• [EXERCISE AIM]:
Below is a block of data; give all of it again word for word.

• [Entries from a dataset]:
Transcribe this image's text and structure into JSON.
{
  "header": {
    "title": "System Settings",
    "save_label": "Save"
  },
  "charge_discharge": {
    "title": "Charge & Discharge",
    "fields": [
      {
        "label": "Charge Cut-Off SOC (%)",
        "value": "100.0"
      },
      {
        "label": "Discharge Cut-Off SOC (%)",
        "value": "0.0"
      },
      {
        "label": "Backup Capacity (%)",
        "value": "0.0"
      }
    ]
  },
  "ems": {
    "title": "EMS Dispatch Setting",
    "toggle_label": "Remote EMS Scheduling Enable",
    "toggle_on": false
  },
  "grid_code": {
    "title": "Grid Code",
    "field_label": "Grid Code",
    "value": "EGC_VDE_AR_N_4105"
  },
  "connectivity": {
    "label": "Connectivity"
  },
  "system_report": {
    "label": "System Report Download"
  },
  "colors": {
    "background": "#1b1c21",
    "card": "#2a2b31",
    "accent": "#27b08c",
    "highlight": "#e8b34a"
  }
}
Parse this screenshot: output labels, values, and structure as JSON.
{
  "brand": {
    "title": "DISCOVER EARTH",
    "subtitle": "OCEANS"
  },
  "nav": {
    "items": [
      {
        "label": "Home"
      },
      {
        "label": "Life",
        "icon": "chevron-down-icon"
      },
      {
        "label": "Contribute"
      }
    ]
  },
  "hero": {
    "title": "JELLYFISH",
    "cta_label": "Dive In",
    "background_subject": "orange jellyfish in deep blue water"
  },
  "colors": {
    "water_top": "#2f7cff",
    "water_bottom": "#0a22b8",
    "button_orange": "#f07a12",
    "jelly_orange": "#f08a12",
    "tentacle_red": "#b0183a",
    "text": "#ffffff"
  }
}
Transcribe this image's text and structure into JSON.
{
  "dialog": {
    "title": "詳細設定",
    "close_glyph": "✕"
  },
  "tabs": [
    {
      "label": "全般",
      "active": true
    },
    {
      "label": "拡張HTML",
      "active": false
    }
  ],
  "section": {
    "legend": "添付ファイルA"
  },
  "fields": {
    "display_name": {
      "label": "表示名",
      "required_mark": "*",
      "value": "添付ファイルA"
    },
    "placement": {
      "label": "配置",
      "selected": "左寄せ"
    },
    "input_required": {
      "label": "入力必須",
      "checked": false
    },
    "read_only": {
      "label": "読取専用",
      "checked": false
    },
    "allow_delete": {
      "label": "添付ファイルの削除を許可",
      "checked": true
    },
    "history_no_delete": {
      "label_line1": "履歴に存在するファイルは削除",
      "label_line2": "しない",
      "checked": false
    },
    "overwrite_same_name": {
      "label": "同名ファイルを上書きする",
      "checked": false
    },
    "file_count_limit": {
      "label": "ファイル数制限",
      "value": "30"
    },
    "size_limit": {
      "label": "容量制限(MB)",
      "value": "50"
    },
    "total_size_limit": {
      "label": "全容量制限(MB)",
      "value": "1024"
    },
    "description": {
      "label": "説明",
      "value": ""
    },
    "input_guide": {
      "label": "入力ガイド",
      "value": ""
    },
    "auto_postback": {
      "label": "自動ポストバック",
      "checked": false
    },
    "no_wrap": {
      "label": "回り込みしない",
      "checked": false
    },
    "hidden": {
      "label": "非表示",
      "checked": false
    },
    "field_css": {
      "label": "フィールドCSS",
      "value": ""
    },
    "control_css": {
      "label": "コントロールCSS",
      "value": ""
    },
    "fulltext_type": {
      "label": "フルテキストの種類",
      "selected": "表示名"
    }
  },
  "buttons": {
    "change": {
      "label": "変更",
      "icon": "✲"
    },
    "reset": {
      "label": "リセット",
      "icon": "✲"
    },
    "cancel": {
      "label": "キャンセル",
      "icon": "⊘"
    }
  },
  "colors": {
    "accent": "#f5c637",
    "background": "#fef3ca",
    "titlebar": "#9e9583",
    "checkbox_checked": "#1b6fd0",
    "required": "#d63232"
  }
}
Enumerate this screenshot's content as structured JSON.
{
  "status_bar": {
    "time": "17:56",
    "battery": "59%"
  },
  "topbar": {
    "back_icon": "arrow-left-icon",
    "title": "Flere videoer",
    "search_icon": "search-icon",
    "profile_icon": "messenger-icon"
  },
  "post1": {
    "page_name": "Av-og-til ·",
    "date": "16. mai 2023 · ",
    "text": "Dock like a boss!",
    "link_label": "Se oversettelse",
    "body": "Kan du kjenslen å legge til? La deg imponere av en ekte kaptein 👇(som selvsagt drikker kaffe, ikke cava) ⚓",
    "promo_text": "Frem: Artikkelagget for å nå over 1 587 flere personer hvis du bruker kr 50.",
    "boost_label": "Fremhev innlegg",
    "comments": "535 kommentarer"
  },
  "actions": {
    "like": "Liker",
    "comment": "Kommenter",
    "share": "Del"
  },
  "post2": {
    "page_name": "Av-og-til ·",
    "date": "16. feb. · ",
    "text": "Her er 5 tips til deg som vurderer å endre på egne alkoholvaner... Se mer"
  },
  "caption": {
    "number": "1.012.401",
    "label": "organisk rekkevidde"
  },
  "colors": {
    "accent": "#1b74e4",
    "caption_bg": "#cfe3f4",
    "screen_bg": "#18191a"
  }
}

• [FULL RESPONSE]:
Transcribe this image's text and structure into JSON.
{
  "header": {
    "title": "System Settings",
    "save_label": "Save"
  },
  "charge_discharge": {
    "title": "Charge & Discharge",
    "fields": [
      {
        "label": "Charge Cut-Off SOC (%)",
        "value": "100.0"
      },
      {
        "label": "Discharge Cut-Off SOC (%)",
        "value": "0.0"
      },
      {
        "label": "Backup Capacity (%)",
        "value": "0.0"
      }
    ]
  },
  "ems": {
    "title": "EMS Dispatch Setting",
    "toggle_label": "Remote EMS Scheduling Enable",
    "toggle_on": false
  },
  "grid_code": {
    "title": "Grid Code",
    "field_label": "Grid Code",
    "value": "EGC_VDE_AR_N_4105"
  },
  "connectivity": {
    "label": "Connectivity"
  },
  "system_report": {
    "label": "System Report Download"
  },
  "colors": {
    "background": "#1b1c21",
    "card": "#2a2b31",
    "accent": "#27b08c",
    "highlight": "#e8b34a"
  }
}
Parse this screenshot: output labels, values, and structure as JSON.
{
  "brand": {
    "title": "DISCOVER EARTH",
    "subtitle": "OCEANS"
  },
  "nav": {
    "items": [
      {
        "label": "Home"
      },
      {
        "label": "Life",
        "icon": "chevron-down-icon"
      },
      {
        "label": "Contribute"
      }
    ]
  },
  "hero": {
    "title": "JELLYFISH",
    "cta_label": "Dive In",
    "background_subject": "orange jellyfish in deep blue water"
  },
  "colors": {
    "water_top": "#2f7cff",
    "water_bottom": "#0a22b8",
    "button_orange": "#f07a12",
    "jelly_orange": "#f08a12",
    "tentacle_red": "#b0183a",
    "text": "#ffffff"
  }
}
Transcribe this image's text and structure into JSON.
{
  "dialog": {
    "title": "詳細設定",
    "close_glyph": "✕"
  },
  "tabs": [
    {
      "label": "全般",
      "active": true
    },
    {
      "label": "拡張HTML",
      "active": false
    }
  ],
  "section": {
    "legend": "添付ファイルA"
  },
  "fields": {
    "display_name": {
      "label": "表示名",
      "required_mark": "*",
      "value": "添付ファイルA"
    },
    "placement": {
      "label": "配置",
      "selected": "左寄せ"
    },
    "input_required": {
      "label": "入力必須",
      "checked": false
    },
    "read_only": {
      "label": "読取専用",
      "checked": false
    },
    "allow_delete": {
      "label": "添付ファイルの削除を許可",
      "checked": true
    },
    "history_no_delete": {
      "label_line1": "履歴に存在するファイルは削除",
      "label_line2": "しない",
      "checked": false
    },
    "overwrite_same_name": {
      "label": "同名ファイルを上書きする",
      "checked": false
    },
    "file_count_limit": {
      "label": "ファイル数制限",
      "value": "30"
    },
    "size_limit": {
      "label": "容量制限(MB)",
      "value": "50"
    },
    "total_size_limit": {
      "label": "全容量制限(MB)",
      "value": "1024"
    },
    "description": {
      "label": "説明",
      "value": ""
    },
    "input_guide": {
      "label": "入力ガイド",
      "value": ""
    },
    "auto_postback": {
      "label": "自動ポストバック",
      "checked": false
    },
    "no_wrap": {
      "label": "回り込みしない",
      "checked": false
    },
    "hidden": {
      "label": "非表示",
      "checked": false
    },
    "field_css": {
      "label": "フィールドCSS",
      "value": ""
    },
    "control_css": {
      "label": "コントロールCSS",
      "value": ""
    },
    "fulltext_type": {
      "label": "フルテキストの種類",
      "selected": "表示名"
    }
  },
  "buttons": {
    "change": {
      "label": "変更",
      "icon": "✲"
    },
    "reset": {
      "label": "リセット",
      "icon": "✲"
    },
    "cancel": {
      "label": "キャンセル",
      "icon": "⊘"
    }
  },
  "colors": {
    "accent": "#f5c637",
    "background": "#fef3ca",
    "titlebar": "#9e9583",
    "checkbox_checked": "#1b6fd0",
    "required": "#d63232"
  }
}
Enumerate this screenshot's content as structured JSON.
{
  "status_bar": {
    "time": "17:56",
    "battery": "59%"
  },
  "topbar": {
    "back_icon": "arrow-left-icon",
    "title": "Flere videoer",
    "search_icon": "search-icon",
    "profile_icon": "messenger-icon"
  },
  "post1": {
    "page_name": "Av-og-til ·",
    "date": "16. mai 2023 · ",
    "text": "Dock like a boss!",
    "link_label": "Se oversettelse",
    "body": "Kan du kjenslen å legge til? La deg imponere av en ekte kaptein 👇(som selvsagt drikker kaffe, ikke cava) ⚓",
    "promo_text": "Frem: Artikkelagget for å nå over 1 587 flere personer hvis du bruker kr 50.",
    "boost_label": "Fremhev innlegg",
    "comments": "535 kommentarer"
  },
  "actions": {
    "like": "Liker",
    "comment": "Kommenter",
    "share": "Del"
  },
  "post2": {
    "page_name": "Av-og-til ·",
    "date": "16. feb. · ",
    "text": "Her er 5 tips til deg som vurderer å endre på egne alkoholvaner... Se mer"
  },
  "caption": {
    "number": "1.012.401",
    "label": "organisk rekkevidde"
  },
  "colors": {
    "accent": "#1b74e4",
    "caption_bg": "#cfe3f4",
    "screen_bg": "#18191a"
  }
}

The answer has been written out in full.